◆ **What to produce**
Every line below should be copied exactly; drop the pictures.
[Start of Raw data]
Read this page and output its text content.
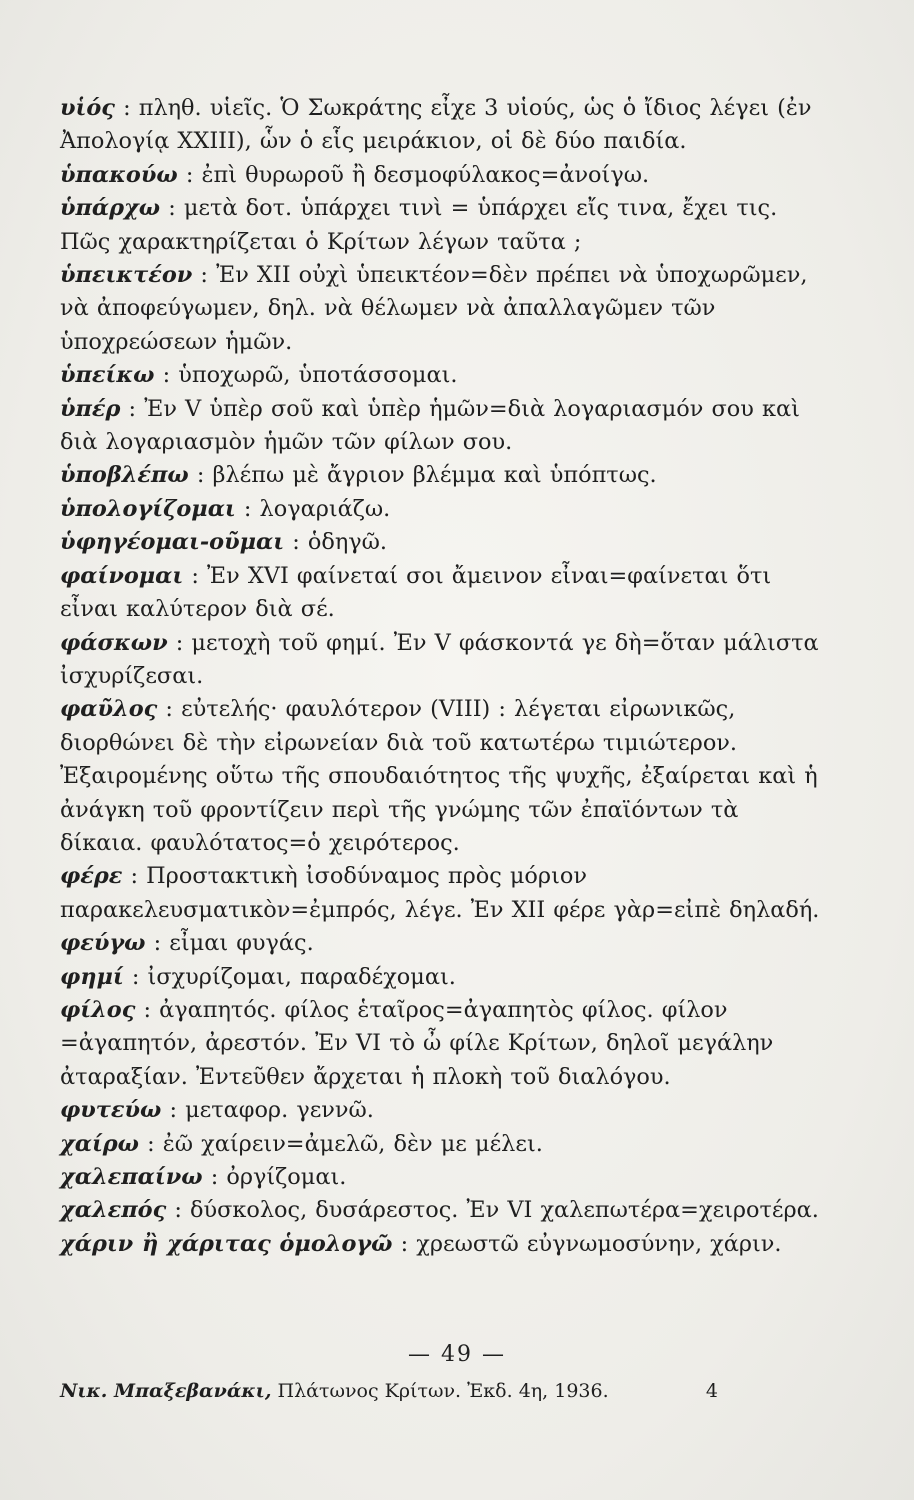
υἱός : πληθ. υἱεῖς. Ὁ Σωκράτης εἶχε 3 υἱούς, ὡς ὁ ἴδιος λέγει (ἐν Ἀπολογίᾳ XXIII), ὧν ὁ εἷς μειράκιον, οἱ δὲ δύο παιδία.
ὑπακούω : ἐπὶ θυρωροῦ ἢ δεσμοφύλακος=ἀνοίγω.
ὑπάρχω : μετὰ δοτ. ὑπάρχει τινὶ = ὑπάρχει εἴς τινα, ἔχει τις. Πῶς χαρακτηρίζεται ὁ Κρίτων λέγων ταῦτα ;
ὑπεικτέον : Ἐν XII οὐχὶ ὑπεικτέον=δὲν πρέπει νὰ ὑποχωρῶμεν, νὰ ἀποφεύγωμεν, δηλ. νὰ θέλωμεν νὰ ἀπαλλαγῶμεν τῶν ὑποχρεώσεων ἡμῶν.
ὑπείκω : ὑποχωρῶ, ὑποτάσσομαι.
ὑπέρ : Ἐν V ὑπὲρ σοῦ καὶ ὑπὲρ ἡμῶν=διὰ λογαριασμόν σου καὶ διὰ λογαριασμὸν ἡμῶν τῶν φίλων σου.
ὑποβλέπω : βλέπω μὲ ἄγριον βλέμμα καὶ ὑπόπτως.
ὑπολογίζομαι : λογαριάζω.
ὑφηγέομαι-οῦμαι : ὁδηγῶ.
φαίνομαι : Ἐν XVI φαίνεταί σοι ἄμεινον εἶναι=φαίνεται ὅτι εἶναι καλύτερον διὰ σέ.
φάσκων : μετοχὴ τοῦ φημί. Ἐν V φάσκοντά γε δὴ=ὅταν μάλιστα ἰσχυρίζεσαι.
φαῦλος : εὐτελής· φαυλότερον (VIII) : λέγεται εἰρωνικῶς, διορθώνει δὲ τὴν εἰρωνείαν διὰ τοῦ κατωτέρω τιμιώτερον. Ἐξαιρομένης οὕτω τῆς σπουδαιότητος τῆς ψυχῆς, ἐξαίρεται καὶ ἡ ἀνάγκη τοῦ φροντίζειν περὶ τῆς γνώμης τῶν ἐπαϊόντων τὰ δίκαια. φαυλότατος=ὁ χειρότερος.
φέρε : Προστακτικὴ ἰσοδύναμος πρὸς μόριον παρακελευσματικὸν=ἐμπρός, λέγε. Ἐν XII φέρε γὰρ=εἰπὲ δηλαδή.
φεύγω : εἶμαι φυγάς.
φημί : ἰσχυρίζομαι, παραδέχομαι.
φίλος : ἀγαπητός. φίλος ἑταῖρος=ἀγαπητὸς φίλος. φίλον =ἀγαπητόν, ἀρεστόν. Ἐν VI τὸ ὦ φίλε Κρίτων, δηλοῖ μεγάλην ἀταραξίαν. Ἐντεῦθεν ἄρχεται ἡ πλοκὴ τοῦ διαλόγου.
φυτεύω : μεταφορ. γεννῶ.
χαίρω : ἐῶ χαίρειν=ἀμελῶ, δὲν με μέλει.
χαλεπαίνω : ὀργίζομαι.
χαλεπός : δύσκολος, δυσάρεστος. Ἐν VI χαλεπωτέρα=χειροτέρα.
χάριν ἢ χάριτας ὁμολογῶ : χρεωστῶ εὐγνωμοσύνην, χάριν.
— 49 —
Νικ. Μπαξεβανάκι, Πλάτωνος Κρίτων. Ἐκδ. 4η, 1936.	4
[End of Raw data]
◆ **Expected answer**
Read this page and output its text content.
υἱός : πληθ. υἱεῖς. Ὁ Σωκράτης εἶχε 3 υἱούς, ὡς ὁ ἴδιος λέγει (ἐν Ἀπολογίᾳ XXIII), ὧν ὁ εἷς μειράκιον, οἱ δὲ δύο παιδία.
ὑπακούω : ἐπὶ θυρωροῦ ἢ δεσμοφύλακος=ἀνοίγω.
ὑπάρχω : μετὰ δοτ. ὑπάρχει τινὶ = ὑπάρχει εἴς τινα, ἔχει τις. Πῶς χαρακτηρίζεται ὁ Κρίτων λέγων ταῦτα ;
ὑπεικτέον : Ἐν XII οὐχὶ ὑπεικτέον=δὲν πρέπει νὰ ὑποχωρῶμεν, νὰ ἀποφεύγωμεν, δηλ. νὰ θέλωμεν νὰ ἀπαλλαγῶμεν τῶν ὑποχρεώσεων ἡμῶν.
ὑπείκω : ὑποχωρῶ, ὑποτάσσομαι.
ὑπέρ : Ἐν V ὑπὲρ σοῦ καὶ ὑπὲρ ἡμῶν=διὰ λογαριασμόν σου καὶ διὰ λογαριασμὸν ἡμῶν τῶν φίλων σου.
ὑποβλέπω : βλέπω μὲ ἄγριον βλέμμα καὶ ὑπόπτως.
ὑπολογίζομαι : λογαριάζω.
ὑφηγέομαι-οῦμαι : ὁδηγῶ.
φαίνομαι : Ἐν XVI φαίνεταί σοι ἄμεινον εἶναι=φαίνεται ὅτι εἶναι καλύτερον διὰ σέ.
φάσκων : μετοχὴ τοῦ φημί. Ἐν V φάσκοντά γε δὴ=ὅταν μάλιστα ἰσχυρίζεσαι.
φαῦλος : εὐτελής· φαυλότερον (VIII) : λέγεται εἰρωνικῶς, διορθώνει δὲ τὴν εἰρωνείαν διὰ τοῦ κατωτέρω τιμιώτερον. Ἐξαιρομένης οὕτω τῆς σπουδαιότητος τῆς ψυχῆς, ἐξαίρεται καὶ ἡ ἀνάγκη τοῦ φροντίζειν περὶ τῆς γνώμης τῶν ἐπαϊόντων τὰ δίκαια. φαυλότατος=ὁ χειρότερος.
φέρε : Προστακτικὴ ἰσοδύναμος πρὸς μόριον παρακελευσματικὸν=ἐμπρός, λέγε. Ἐν XII φέρε γὰρ=εἰπὲ δηλαδή.
φεύγω : εἶμαι φυγάς.
φημί : ἰσχυρίζομαι, παραδέχομαι.
φίλος : ἀγαπητός. φίλος ἑταῖρος=ἀγαπητὸς φίλος. φίλον =ἀγαπητόν, ἀρεστόν. Ἐν VI τὸ ὦ φίλε Κρίτων, δηλοῖ μεγάλην ἀταραξίαν. Ἐντεῦθεν ἄρχεται ἡ πλοκὴ τοῦ διαλόγου.
φυτεύω : μεταφορ. γεννῶ.
χαίρω : ἐῶ χαίρειν=ἀμελῶ, δὲν με μέλει.
χαλεπαίνω : ὀργίζομαι.
χαλεπός : δύσκολος, δυσάρεστος. Ἐν VI χαλεπωτέρα=χειροτέρα.
χάριν ἢ χάριτας ὁμολογῶ : χρεωστῶ εὐγνωμοσύνην, χάριν.
— 49 —
Νικ. Μπαξεβανάκι, Πλάτωνος Κρίτων. Ἐκδ. 4η, 1936.	4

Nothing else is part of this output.